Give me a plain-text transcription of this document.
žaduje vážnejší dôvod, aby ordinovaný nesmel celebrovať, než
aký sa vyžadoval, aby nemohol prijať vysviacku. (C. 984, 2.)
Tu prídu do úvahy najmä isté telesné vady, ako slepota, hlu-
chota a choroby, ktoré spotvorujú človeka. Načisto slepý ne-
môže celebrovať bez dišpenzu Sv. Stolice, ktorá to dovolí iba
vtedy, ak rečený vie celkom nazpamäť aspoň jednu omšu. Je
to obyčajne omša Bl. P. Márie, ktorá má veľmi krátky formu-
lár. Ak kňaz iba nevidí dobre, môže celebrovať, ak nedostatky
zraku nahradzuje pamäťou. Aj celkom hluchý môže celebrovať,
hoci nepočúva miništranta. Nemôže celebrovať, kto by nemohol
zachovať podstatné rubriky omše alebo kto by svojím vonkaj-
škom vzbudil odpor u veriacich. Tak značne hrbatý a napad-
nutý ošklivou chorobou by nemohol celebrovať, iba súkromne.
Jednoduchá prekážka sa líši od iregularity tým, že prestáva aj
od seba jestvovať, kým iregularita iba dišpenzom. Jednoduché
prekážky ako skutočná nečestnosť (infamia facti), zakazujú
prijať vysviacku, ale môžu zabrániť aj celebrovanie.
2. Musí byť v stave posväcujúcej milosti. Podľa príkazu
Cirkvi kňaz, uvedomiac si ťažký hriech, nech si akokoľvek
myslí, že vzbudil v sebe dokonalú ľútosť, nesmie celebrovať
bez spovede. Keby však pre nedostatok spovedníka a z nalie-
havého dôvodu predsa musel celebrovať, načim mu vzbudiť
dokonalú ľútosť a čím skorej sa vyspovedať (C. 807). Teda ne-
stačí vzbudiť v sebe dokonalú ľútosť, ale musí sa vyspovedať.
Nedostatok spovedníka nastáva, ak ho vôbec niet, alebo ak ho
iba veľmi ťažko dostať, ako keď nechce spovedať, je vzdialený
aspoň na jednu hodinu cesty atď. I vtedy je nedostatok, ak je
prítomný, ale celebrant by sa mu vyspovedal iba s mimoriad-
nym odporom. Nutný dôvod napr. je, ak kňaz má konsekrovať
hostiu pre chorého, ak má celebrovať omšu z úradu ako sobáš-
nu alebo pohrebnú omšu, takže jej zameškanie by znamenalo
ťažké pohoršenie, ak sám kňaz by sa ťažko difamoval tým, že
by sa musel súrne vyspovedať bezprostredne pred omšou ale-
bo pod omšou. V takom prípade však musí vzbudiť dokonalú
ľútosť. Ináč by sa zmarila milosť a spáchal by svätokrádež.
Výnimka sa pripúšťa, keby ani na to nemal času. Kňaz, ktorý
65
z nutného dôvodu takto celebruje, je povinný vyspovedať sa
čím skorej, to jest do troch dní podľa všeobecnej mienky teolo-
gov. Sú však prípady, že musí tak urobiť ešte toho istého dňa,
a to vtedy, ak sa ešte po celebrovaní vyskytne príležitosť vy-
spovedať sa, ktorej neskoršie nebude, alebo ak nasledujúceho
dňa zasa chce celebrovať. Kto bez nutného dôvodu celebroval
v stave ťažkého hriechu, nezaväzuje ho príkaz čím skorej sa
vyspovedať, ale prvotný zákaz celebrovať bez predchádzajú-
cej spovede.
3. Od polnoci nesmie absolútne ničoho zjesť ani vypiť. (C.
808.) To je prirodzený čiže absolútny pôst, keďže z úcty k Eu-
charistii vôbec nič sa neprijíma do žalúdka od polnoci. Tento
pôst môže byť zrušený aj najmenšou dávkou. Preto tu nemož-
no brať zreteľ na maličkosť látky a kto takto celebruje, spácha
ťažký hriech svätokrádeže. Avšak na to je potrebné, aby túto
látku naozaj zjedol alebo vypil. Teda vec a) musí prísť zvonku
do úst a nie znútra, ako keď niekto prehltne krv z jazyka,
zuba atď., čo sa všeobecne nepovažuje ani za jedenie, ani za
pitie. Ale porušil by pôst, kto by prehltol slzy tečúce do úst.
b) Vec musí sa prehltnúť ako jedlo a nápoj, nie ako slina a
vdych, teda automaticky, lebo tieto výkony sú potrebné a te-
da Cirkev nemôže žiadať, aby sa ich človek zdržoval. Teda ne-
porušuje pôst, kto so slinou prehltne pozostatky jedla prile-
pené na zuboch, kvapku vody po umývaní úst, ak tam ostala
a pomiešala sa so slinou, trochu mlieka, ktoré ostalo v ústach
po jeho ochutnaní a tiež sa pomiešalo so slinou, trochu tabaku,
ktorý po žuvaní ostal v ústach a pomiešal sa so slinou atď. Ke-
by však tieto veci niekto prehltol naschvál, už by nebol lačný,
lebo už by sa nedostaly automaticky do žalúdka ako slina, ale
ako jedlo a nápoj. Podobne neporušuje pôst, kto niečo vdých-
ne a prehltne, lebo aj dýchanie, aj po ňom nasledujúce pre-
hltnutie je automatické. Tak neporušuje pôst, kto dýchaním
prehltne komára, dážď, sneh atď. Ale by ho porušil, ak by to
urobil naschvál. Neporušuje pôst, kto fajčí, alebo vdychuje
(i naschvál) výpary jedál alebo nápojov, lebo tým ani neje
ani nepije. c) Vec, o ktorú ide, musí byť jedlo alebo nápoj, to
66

........

GIVEN EXERCISE
Return all of the above records exactly, leaving no line out.

EXERCISE RESULT
Give me a plain-text transcription of this document.
žaduje vážnejší dôvod, aby ordinovaný nesmel celebrovať, než
aký sa vyžadoval, aby nemohol prijať vysviacku. (C. 984, 2.)
Tu prídu do úvahy najmä isté telesné vady, ako slepota, hlu-
chota a choroby, ktoré spotvorujú človeka. Načisto slepý ne-
môže celebrovať bez dišpenzu Sv. Stolice, ktorá to dovolí iba
vtedy, ak rečený vie celkom nazpamäť aspoň jednu omšu. Je
to obyčajne omša Bl. P. Márie, ktorá má veľmi krátky formu-
lár. Ak kňaz iba nevidí dobre, môže celebrovať, ak nedostatky
zraku nahradzuje pamäťou. Aj celkom hluchý môže celebrovať,
hoci nepočúva miništranta. Nemôže celebrovať, kto by nemohol
zachovať podstatné rubriky omše alebo kto by svojím vonkaj-
škom vzbudil odpor u veriacich. Tak značne hrbatý a napad-
nutý ošklivou chorobou by nemohol celebrovať, iba súkromne.
Jednoduchá prekážka sa líši od iregularity tým, že prestáva aj
od seba jestvovať, kým iregularita iba dišpenzom. Jednoduché
prekážky ako skutočná nečestnosť (infamia facti), zakazujú
prijať vysviacku, ale môžu zabrániť aj celebrovanie.
2. Musí byť v stave posväcujúcej milosti. Podľa príkazu
Cirkvi kňaz, uvedomiac si ťažký hriech, nech si akokoľvek
myslí, že vzbudil v sebe dokonalú ľútosť, nesmie celebrovať
bez spovede. Keby však pre nedostatok spovedníka a z nalie-
havého dôvodu predsa musel celebrovať, načim mu vzbudiť
dokonalú ľútosť a čím skorej sa vyspovedať (C. 807). Teda ne-
stačí vzbudiť v sebe dokonalú ľútosť, ale musí sa vyspovedať.
Nedostatok spovedníka nastáva, ak ho vôbec niet, alebo ak ho
iba veľmi ťažko dostať, ako keď nechce spovedať, je vzdialený
aspoň na jednu hodinu cesty atď. I vtedy je nedostatok, ak je
prítomný, ale celebrant by sa mu vyspovedal iba s mimoriad-
nym odporom. Nutný dôvod napr. je, ak kňaz má konsekrovať
hostiu pre chorého, ak má celebrovať omšu z úradu ako sobáš-
nu alebo pohrebnú omšu, takže jej zameškanie by znamenalo
ťažké pohoršenie, ak sám kňaz by sa ťažko difamoval tým, že
by sa musel súrne vyspovedať bezprostredne pred omšou ale-
bo pod omšou. V takom prípade však musí vzbudiť dokonalú
ľútosť. Ináč by sa zmarila milosť a spáchal by svätokrádež.
Výnimka sa pripúšťa, keby ani na to nemal času. Kňaz, ktorý
65
z nutného dôvodu takto celebruje, je povinný vyspovedať sa
čím skorej, to jest do troch dní podľa všeobecnej mienky teolo-
gov. Sú však prípady, že musí tak urobiť ešte toho istého dňa,
a to vtedy, ak sa ešte po celebrovaní vyskytne príležitosť vy-
spovedať sa, ktorej neskoršie nebude, alebo ak nasledujúceho
dňa zasa chce celebrovať. Kto bez nutného dôvodu celebroval
v stave ťažkého hriechu, nezaväzuje ho príkaz čím skorej sa
vyspovedať, ale prvotný zákaz celebrovať bez predchádzajú-
cej spovede.
3. Od polnoci nesmie absolútne ničoho zjesť ani vypiť. (C.
808.) To je prirodzený čiže absolútny pôst, keďže z úcty k Eu-
charistii vôbec nič sa neprijíma do žalúdka od polnoci. Tento
pôst môže byť zrušený aj najmenšou dávkou. Preto tu nemož-
no brať zreteľ na maličkosť látky a kto takto celebruje, spácha
ťažký hriech svätokrádeže. Avšak na to je potrebné, aby túto
látku naozaj zjedol alebo vypil. Teda vec a) musí prísť zvonku
do úst a nie znútra, ako keď niekto prehltne krv z jazyka,
zuba atď., čo sa všeobecne nepovažuje ani za jedenie, ani za
pitie. Ale porušil by pôst, kto by prehltol slzy tečúce do úst.
b) Vec musí sa prehltnúť ako jedlo a nápoj, nie ako slina a
vdych, teda automaticky, lebo tieto výkony sú potrebné a te-
da Cirkev nemôže žiadať, aby sa ich človek zdržoval. Teda ne-
porušuje pôst, kto so slinou prehltne pozostatky jedla prile-
pené na zuboch, kvapku vody po umývaní úst, ak tam ostala
a pomiešala sa so slinou, trochu mlieka, ktoré ostalo v ústach
po jeho ochutnaní a tiež sa pomiešalo so slinou, trochu tabaku,
ktorý po žuvaní ostal v ústach a pomiešal sa so slinou atď. Ke-
by však tieto veci niekto prehltol naschvál, už by nebol lačný,
lebo už by sa nedostaly automaticky do žalúdka ako slina, ale
ako jedlo a nápoj. Podobne neporušuje pôst, kto niečo vdých-
ne a prehltne, lebo aj dýchanie, aj po ňom nasledujúce pre-
hltnutie je automatické. Tak neporušuje pôst, kto dýchaním
prehltne komára, dážď, sneh atď. Ale by ho porušil, ak by to
urobil naschvál. Neporušuje pôst, kto fajčí, alebo vdychuje
(i naschvál) výpary jedál alebo nápojov, lebo tým ani neje
ani nepije. c) Vec, o ktorú ide, musí byť jedlo alebo nápoj, to
66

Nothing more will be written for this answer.